§ JOB
Review the material line by line. Identify and copy every line that contains the string "name".

§ DATA EXTRACT
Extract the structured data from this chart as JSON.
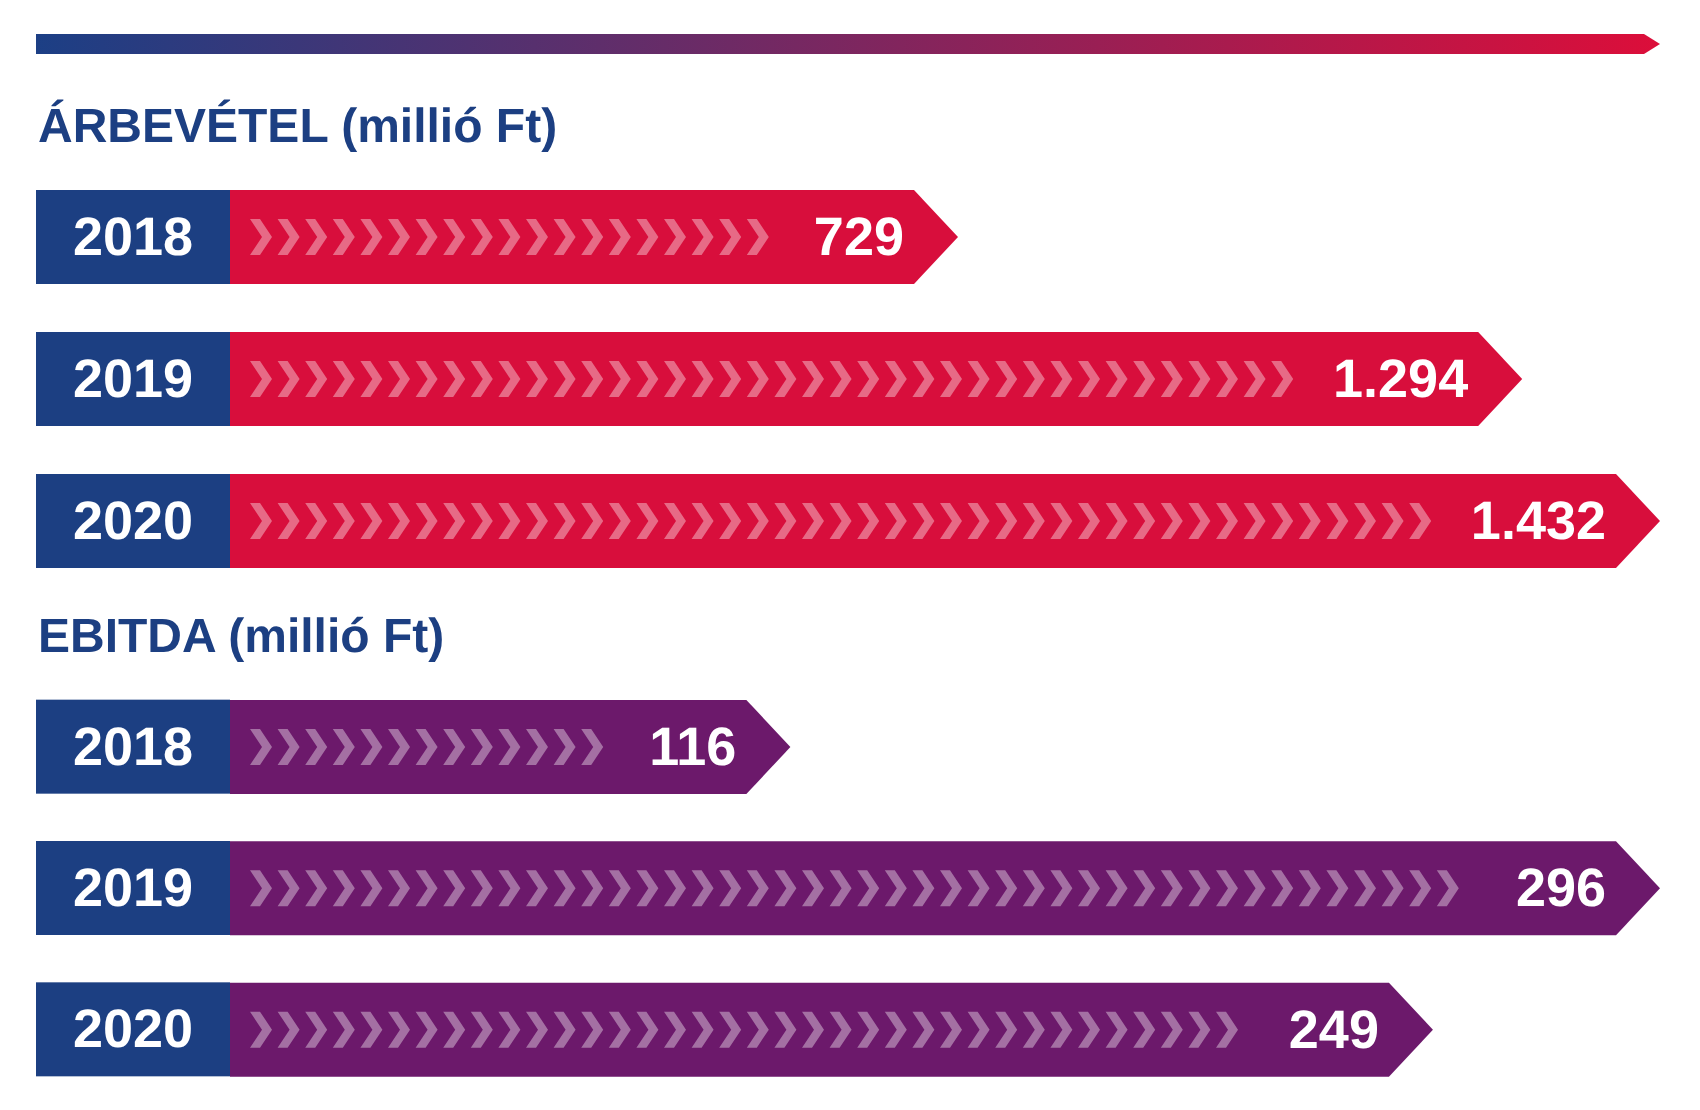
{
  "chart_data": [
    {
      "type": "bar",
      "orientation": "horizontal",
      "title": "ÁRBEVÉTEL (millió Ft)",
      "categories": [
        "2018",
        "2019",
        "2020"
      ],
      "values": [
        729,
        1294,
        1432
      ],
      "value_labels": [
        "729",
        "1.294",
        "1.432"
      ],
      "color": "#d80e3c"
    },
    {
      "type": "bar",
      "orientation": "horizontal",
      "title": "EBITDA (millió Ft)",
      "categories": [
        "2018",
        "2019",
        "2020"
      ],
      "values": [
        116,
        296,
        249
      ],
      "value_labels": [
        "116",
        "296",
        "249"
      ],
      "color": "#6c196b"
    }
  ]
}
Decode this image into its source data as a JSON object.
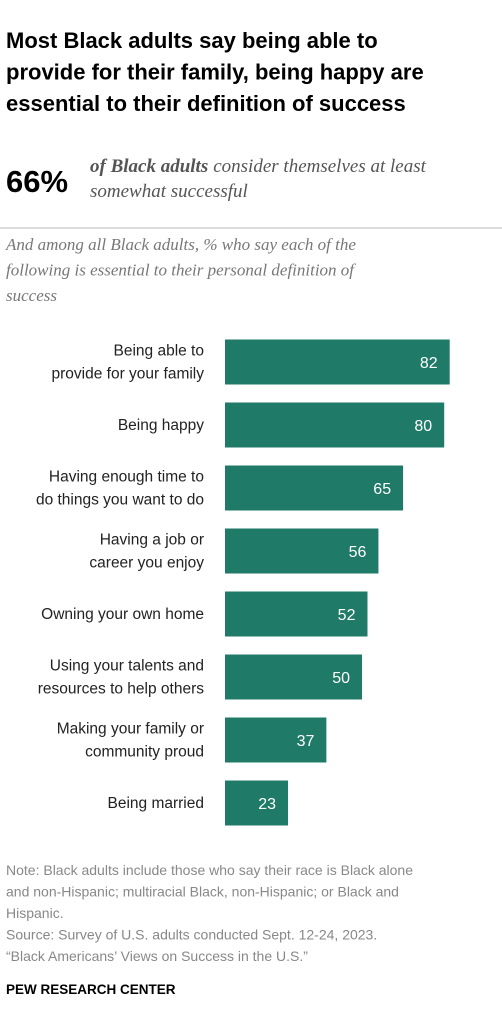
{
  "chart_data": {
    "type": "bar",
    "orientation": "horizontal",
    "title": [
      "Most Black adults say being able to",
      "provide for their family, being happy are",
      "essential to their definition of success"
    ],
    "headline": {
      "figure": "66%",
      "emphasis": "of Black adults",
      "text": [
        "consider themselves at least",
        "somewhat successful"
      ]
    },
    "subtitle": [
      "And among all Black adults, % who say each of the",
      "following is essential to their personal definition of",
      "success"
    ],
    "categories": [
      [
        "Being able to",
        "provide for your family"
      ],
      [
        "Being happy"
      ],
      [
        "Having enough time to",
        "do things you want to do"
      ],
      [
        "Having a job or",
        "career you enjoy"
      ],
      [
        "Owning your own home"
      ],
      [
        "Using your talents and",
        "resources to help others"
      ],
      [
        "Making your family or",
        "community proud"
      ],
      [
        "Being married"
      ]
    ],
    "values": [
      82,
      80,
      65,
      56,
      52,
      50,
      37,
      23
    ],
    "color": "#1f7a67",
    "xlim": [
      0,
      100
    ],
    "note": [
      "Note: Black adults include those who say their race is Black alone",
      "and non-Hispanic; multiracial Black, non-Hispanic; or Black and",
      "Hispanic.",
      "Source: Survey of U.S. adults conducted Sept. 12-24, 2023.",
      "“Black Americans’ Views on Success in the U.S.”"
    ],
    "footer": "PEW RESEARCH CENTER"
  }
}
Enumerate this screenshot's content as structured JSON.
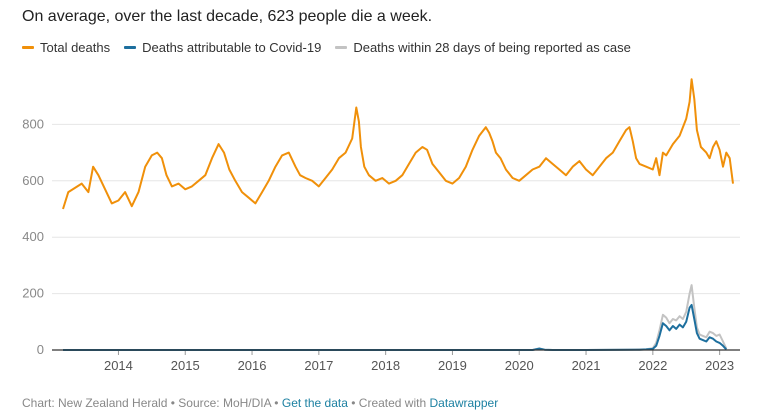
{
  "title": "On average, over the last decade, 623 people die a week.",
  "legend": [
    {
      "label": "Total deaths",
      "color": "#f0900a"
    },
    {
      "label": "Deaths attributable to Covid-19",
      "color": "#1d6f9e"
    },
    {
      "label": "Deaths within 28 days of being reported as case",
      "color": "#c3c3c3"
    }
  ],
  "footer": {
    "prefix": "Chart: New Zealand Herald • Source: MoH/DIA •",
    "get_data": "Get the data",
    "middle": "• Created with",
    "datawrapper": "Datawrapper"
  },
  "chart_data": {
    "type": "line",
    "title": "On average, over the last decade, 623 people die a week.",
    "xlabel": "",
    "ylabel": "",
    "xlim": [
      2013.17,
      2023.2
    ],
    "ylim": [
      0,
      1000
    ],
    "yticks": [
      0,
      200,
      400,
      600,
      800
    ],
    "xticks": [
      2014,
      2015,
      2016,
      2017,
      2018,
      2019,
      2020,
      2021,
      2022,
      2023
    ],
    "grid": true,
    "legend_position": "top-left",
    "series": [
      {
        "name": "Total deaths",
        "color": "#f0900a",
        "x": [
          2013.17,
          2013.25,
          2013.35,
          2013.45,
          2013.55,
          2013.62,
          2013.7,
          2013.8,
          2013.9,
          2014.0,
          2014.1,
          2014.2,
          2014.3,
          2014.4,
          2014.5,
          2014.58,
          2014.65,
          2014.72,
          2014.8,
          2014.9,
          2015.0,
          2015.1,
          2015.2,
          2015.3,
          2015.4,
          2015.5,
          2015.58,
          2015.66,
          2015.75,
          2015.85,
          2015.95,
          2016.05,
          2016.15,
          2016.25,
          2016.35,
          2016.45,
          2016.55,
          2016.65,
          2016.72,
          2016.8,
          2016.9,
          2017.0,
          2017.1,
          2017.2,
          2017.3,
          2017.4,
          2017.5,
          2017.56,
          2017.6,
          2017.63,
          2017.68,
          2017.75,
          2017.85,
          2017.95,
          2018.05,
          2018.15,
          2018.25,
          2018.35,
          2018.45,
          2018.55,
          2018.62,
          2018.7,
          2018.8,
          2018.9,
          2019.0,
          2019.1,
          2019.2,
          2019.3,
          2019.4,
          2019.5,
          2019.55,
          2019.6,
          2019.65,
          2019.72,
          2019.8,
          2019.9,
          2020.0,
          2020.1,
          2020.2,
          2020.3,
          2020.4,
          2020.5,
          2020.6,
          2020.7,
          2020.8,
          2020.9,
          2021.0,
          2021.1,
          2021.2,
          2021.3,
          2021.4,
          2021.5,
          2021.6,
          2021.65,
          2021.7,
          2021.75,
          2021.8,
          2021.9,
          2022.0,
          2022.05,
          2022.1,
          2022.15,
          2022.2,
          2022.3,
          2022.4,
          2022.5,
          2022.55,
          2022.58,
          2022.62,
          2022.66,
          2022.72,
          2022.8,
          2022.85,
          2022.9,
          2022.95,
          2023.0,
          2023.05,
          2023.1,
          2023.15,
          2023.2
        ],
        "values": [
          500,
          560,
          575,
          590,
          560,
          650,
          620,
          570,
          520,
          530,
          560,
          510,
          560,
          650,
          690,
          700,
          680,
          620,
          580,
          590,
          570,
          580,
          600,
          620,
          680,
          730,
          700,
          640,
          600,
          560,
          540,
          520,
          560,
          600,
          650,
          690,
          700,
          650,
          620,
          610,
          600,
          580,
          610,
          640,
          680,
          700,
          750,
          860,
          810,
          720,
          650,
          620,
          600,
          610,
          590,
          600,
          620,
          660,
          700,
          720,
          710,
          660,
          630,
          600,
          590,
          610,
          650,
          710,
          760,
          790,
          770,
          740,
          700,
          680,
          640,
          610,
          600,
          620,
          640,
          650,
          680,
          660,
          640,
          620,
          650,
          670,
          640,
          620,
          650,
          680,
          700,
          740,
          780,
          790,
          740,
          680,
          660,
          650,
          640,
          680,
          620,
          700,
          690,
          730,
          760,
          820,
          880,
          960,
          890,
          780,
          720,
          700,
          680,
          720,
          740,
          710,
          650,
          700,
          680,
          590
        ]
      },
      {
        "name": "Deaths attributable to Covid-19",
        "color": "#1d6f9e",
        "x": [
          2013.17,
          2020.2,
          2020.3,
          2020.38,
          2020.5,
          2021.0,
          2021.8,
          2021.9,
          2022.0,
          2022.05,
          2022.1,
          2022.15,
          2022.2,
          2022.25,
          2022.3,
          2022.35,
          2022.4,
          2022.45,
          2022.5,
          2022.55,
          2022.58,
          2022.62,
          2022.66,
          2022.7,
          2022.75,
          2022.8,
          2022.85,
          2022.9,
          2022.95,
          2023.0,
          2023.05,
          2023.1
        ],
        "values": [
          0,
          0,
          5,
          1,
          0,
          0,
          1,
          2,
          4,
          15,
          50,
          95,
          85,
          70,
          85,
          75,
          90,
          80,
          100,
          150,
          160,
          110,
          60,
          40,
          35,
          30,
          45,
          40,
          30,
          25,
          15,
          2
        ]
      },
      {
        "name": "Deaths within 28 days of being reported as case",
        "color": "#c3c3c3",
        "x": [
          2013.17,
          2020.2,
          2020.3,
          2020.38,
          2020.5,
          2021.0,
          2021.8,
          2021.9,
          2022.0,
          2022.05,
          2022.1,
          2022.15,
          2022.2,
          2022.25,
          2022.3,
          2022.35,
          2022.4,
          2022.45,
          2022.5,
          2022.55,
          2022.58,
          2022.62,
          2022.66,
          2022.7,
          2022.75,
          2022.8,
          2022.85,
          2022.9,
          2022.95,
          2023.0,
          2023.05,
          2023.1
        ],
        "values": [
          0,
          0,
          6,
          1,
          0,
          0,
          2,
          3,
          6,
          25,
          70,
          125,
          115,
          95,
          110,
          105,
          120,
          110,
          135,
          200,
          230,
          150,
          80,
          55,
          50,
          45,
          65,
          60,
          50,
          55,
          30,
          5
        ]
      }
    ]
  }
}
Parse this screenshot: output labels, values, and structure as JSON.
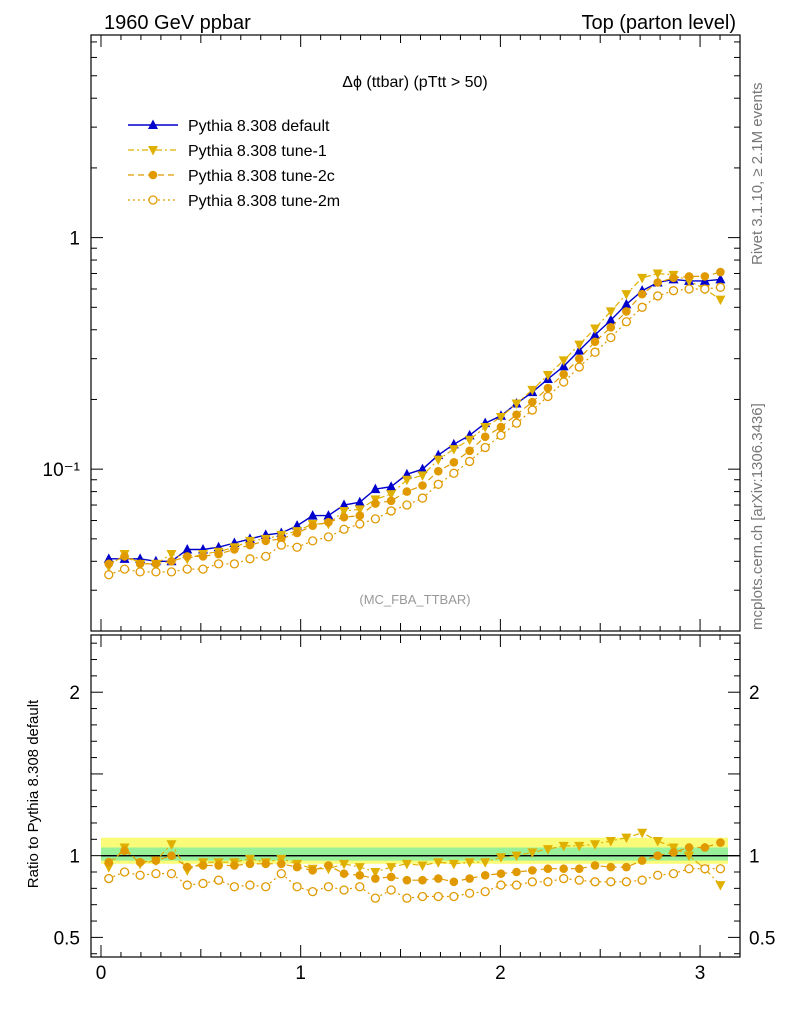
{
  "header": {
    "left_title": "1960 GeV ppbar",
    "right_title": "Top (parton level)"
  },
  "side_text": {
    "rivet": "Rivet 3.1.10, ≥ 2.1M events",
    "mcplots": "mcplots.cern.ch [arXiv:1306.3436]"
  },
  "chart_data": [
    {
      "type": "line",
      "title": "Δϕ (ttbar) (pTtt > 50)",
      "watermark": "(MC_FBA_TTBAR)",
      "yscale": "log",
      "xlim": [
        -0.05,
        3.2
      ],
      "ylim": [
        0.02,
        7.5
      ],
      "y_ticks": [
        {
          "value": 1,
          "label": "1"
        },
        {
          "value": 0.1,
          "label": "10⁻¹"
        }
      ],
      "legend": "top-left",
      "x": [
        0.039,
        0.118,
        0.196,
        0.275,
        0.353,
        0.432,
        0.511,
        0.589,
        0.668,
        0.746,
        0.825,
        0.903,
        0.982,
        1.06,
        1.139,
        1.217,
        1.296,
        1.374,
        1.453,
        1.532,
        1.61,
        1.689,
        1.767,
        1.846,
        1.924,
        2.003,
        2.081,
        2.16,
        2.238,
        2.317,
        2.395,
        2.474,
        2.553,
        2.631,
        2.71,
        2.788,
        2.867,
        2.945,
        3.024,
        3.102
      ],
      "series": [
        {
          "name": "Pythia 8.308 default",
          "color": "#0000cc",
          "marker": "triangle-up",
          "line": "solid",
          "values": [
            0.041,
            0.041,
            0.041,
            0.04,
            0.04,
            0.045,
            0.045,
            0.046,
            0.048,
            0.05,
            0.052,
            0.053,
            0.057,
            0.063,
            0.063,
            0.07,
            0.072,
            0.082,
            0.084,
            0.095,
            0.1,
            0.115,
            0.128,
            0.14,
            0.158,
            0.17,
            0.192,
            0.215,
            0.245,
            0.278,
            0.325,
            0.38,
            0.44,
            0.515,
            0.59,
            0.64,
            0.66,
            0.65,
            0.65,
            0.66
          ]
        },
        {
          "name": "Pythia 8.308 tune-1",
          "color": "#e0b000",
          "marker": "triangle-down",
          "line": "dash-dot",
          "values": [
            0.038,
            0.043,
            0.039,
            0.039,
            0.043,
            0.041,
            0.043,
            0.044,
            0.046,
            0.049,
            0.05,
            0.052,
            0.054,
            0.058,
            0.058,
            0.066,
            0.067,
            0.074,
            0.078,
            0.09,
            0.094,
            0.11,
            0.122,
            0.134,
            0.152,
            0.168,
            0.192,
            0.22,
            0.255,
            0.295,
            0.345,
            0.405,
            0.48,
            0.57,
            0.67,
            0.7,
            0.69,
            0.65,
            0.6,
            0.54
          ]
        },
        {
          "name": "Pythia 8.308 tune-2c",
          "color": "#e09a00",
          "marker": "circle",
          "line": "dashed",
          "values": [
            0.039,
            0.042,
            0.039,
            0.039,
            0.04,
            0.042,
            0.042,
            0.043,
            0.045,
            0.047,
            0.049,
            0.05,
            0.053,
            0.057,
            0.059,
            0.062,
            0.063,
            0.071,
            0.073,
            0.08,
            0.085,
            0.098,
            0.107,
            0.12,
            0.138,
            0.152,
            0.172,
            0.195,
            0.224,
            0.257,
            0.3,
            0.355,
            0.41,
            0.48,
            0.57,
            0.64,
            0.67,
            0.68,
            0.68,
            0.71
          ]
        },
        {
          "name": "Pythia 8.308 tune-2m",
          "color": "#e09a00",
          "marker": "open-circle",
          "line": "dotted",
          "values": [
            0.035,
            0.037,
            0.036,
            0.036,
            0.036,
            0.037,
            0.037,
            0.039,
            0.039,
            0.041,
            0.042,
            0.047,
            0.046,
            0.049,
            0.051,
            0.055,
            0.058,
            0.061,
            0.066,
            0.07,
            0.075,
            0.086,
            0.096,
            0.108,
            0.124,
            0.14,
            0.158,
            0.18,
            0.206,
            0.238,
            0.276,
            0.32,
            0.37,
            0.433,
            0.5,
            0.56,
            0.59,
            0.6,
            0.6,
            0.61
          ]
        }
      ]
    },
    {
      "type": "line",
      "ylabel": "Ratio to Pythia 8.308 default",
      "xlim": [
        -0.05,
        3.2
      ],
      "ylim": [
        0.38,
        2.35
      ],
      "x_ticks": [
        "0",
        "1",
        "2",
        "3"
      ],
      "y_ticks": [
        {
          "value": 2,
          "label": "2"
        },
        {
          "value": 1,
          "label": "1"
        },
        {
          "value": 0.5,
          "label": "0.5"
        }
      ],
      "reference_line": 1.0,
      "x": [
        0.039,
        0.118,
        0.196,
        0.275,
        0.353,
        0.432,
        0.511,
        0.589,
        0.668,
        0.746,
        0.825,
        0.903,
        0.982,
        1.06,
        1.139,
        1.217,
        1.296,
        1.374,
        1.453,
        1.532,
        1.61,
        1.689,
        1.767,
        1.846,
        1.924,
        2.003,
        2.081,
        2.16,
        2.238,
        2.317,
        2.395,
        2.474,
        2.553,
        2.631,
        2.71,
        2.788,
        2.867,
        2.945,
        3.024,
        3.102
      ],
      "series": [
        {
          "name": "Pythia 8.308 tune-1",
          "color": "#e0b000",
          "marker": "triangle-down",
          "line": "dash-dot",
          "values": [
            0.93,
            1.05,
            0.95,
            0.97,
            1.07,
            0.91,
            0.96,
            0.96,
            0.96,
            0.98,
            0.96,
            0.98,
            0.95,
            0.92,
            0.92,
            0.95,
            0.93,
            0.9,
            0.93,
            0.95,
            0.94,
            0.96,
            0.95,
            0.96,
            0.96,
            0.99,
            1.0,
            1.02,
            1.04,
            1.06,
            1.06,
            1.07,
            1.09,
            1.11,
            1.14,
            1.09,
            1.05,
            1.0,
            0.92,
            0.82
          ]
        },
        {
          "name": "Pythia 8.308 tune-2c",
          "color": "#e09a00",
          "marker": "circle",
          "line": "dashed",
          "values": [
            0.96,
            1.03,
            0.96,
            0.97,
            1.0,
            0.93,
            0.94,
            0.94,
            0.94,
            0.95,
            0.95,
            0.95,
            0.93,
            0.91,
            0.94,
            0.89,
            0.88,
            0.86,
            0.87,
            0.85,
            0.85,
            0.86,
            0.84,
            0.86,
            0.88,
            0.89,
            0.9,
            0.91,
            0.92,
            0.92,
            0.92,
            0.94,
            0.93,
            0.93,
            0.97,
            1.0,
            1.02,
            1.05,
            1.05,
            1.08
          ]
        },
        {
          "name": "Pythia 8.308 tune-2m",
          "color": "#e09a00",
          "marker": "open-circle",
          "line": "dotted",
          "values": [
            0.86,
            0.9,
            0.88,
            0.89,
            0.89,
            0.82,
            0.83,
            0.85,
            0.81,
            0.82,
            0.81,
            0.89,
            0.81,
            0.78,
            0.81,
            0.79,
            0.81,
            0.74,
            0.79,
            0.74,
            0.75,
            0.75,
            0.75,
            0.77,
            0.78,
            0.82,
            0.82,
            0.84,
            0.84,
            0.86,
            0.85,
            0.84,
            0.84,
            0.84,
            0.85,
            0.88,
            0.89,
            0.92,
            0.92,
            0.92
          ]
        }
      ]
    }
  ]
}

§ FINAL RESULT
        "name": "Total deaths",
        "name": "Deaths attributable to Covid-19",
        "name": "Deaths within 28 days of being reported as case",
          "name": "Pythia 8.308 default",
          "name": "Pythia 8.308 tune-1",
          "name": "Pythia 8.308 tune-2c",
          "name": "Pythia 8.308 tune-2m",
          "name": "Pythia 8.308 tune-1",
          "name": "Pythia 8.308 tune-2c",
          "name": "Pythia 8.308 tune-2m",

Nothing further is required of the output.